--- Begin WORKING DATA ---

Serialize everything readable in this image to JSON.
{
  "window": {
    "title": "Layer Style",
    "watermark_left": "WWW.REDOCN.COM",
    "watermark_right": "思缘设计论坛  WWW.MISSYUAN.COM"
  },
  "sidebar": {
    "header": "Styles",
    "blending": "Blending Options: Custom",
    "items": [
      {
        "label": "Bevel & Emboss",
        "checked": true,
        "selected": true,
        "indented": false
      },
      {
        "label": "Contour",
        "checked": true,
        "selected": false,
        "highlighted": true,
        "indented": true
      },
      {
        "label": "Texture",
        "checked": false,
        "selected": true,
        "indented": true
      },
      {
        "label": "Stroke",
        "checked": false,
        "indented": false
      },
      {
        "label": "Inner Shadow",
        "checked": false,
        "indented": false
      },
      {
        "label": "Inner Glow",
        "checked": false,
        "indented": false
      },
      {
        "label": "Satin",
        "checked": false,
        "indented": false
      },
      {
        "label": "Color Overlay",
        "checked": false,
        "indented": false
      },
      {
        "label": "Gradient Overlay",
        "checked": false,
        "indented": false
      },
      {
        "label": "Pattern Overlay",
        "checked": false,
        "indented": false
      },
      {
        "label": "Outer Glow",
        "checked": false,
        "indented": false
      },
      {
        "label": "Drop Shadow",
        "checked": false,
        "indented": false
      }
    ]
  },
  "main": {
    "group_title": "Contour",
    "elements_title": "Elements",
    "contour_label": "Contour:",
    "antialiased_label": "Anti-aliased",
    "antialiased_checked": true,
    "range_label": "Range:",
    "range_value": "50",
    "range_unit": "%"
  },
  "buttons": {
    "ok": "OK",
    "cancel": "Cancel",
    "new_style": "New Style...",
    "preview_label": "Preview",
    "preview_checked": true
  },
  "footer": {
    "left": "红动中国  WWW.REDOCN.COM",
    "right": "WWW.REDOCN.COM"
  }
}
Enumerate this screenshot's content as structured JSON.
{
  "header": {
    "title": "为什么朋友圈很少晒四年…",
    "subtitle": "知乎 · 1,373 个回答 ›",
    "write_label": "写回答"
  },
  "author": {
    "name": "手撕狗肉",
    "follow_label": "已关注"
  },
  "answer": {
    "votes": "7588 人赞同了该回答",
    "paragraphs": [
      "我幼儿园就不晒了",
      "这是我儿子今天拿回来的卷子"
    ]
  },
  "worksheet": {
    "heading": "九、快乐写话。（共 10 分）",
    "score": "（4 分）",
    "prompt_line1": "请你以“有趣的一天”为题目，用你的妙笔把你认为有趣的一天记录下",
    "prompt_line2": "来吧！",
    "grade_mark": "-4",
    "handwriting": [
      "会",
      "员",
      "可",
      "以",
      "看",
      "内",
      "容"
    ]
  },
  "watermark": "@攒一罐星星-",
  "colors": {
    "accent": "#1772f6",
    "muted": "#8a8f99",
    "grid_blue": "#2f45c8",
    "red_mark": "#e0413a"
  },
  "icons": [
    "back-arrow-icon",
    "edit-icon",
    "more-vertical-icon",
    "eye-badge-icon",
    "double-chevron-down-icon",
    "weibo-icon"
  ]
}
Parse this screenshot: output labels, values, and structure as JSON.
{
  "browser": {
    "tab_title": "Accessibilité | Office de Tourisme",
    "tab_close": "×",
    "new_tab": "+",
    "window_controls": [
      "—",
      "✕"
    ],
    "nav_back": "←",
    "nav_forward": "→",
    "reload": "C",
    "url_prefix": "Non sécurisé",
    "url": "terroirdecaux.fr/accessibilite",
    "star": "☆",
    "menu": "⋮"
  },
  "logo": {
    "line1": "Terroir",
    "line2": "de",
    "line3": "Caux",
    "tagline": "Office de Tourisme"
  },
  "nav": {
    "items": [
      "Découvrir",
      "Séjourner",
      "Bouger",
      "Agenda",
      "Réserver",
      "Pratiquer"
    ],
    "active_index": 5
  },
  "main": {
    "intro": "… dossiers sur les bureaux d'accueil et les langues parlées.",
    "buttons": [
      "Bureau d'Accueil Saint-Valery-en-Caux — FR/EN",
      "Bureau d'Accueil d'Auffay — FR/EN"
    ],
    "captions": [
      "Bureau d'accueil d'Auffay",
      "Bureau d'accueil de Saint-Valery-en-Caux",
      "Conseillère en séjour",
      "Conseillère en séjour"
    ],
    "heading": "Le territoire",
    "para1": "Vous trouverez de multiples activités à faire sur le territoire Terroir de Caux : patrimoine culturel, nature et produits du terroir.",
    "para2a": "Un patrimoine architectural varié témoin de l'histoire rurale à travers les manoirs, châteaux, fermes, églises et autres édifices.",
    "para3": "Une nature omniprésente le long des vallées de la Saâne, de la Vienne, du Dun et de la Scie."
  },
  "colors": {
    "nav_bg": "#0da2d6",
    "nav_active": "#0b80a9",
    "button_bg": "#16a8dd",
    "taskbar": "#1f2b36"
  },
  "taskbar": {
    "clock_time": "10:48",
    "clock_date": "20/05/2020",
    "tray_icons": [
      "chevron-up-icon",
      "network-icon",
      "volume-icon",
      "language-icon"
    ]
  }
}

--- End WORKING DATA ---

_WHAT THIS TASK INVOLVES:_ Each entry above is to be printed again exactly.

_EXERCISE OUTPUT:_
Serialize everything readable in this image to JSON.
{
  "window": {
    "title": "Layer Style",
    "watermark_left": "WWW.REDOCN.COM",
    "watermark_right": "思缘设计论坛  WWW.MISSYUAN.COM"
  },
  "sidebar": {
    "header": "Styles",
    "blending": "Blending Options: Custom",
    "items": [
      {
        "label": "Bevel & Emboss",
        "checked": true,
        "selected": true,
        "indented": false
      },
      {
        "label": "Contour",
        "checked": true,
        "selected": false,
        "highlighted": true,
        "indented": true
      },
      {
        "label": "Texture",
        "checked": false,
        "selected": true,
        "indented": true
      },
      {
        "label": "Stroke",
        "checked": false,
        "indented": false
      },
      {
        "label": "Inner Shadow",
        "checked": false,
        "indented": false
      },
      {
        "label": "Inner Glow",
        "checked": false,
        "indented": false
      },
      {
        "label": "Satin",
        "checked": false,
        "indented": false
      },
      {
        "label": "Color Overlay",
        "checked": false,
        "indented": false
      },
      {
        "label": "Gradient Overlay",
        "checked": false,
        "indented": false
      },
      {
        "label": "Pattern Overlay",
        "checked": false,
        "indented": false
      },
      {
        "label": "Outer Glow",
        "checked": false,
        "indented": false
      },
      {
        "label": "Drop Shadow",
        "checked": false,
        "indented": false
      }
    ]
  },
  "main": {
    "group_title": "Contour",
    "elements_title": "Elements",
    "contour_label": "Contour:",
    "antialiased_label": "Anti-aliased",
    "antialiased_checked": true,
    "range_label": "Range:",
    "range_value": "50",
    "range_unit": "%"
  },
  "buttons": {
    "ok": "OK",
    "cancel": "Cancel",
    "new_style": "New Style...",
    "preview_label": "Preview",
    "preview_checked": true
  },
  "footer": {
    "left": "红动中国  WWW.REDOCN.COM",
    "right": "WWW.REDOCN.COM"
  }
}
Enumerate this screenshot's content as structured JSON.
{
  "header": {
    "title": "为什么朋友圈很少晒四年…",
    "subtitle": "知乎 · 1,373 个回答 ›",
    "write_label": "写回答"
  },
  "author": {
    "name": "手撕狗肉",
    "follow_label": "已关注"
  },
  "answer": {
    "votes": "7588 人赞同了该回答",
    "paragraphs": [
      "我幼儿园就不晒了",
      "这是我儿子今天拿回来的卷子"
    ]
  },
  "worksheet": {
    "heading": "九、快乐写话。（共 10 分）",
    "score": "（4 分）",
    "prompt_line1": "请你以“有趣的一天”为题目，用你的妙笔把你认为有趣的一天记录下",
    "prompt_line2": "来吧！",
    "grade_mark": "-4",
    "handwriting": [
      "会",
      "员",
      "可",
      "以",
      "看",
      "内",
      "容"
    ]
  },
  "watermark": "@攒一罐星星-",
  "colors": {
    "accent": "#1772f6",
    "muted": "#8a8f99",
    "grid_blue": "#2f45c8",
    "red_mark": "#e0413a"
  },
  "icons": [
    "back-arrow-icon",
    "edit-icon",
    "more-vertical-icon",
    "eye-badge-icon",
    "double-chevron-down-icon",
    "weibo-icon"
  ]
}
Parse this screenshot: output labels, values, and structure as JSON.
{
  "browser": {
    "tab_title": "Accessibilité | Office de Tourisme",
    "tab_close": "×",
    "new_tab": "+",
    "window_controls": [
      "—",
      "✕"
    ],
    "nav_back": "←",
    "nav_forward": "→",
    "reload": "C",
    "url_prefix": "Non sécurisé",
    "url": "terroirdecaux.fr/accessibilite",
    "star": "☆",
    "menu": "⋮"
  },
  "logo": {
    "line1": "Terroir",
    "line2": "de",
    "line3": "Caux",
    "tagline": "Office de Tourisme"
  },
  "nav": {
    "items": [
      "Découvrir",
      "Séjourner",
      "Bouger",
      "Agenda",
      "Réserver",
      "Pratiquer"
    ],
    "active_index": 5
  },
  "main": {
    "intro": "… dossiers sur les bureaux d'accueil et les langues parlées.",
    "buttons": [
      "Bureau d'Accueil Saint-Valery-en-Caux — FR/EN",
      "Bureau d'Accueil d'Auffay — FR/EN"
    ],
    "captions": [
      "Bureau d'accueil d'Auffay",
      "Bureau d'accueil de Saint-Valery-en-Caux",
      "Conseillère en séjour",
      "Conseillère en séjour"
    ],
    "heading": "Le territoire",
    "para1": "Vous trouverez de multiples activités à faire sur le territoire Terroir de Caux : patrimoine culturel, nature et produits du terroir.",
    "para2a": "Un patrimoine architectural varié témoin de l'histoire rurale à travers les manoirs, châteaux, fermes, églises et autres édifices.",
    "para3": "Une nature omniprésente le long des vallées de la Saâne, de la Vienne, du Dun et de la Scie."
  },
  "colors": {
    "nav_bg": "#0da2d6",
    "nav_active": "#0b80a9",
    "button_bg": "#16a8dd",
    "taskbar": "#1f2b36"
  },
  "taskbar": {
    "clock_time": "10:48",
    "clock_date": "20/05/2020",
    "tray_icons": [
      "chevron-up-icon",
      "network-icon",
      "volume-icon",
      "language-icon"
    ]
  }
}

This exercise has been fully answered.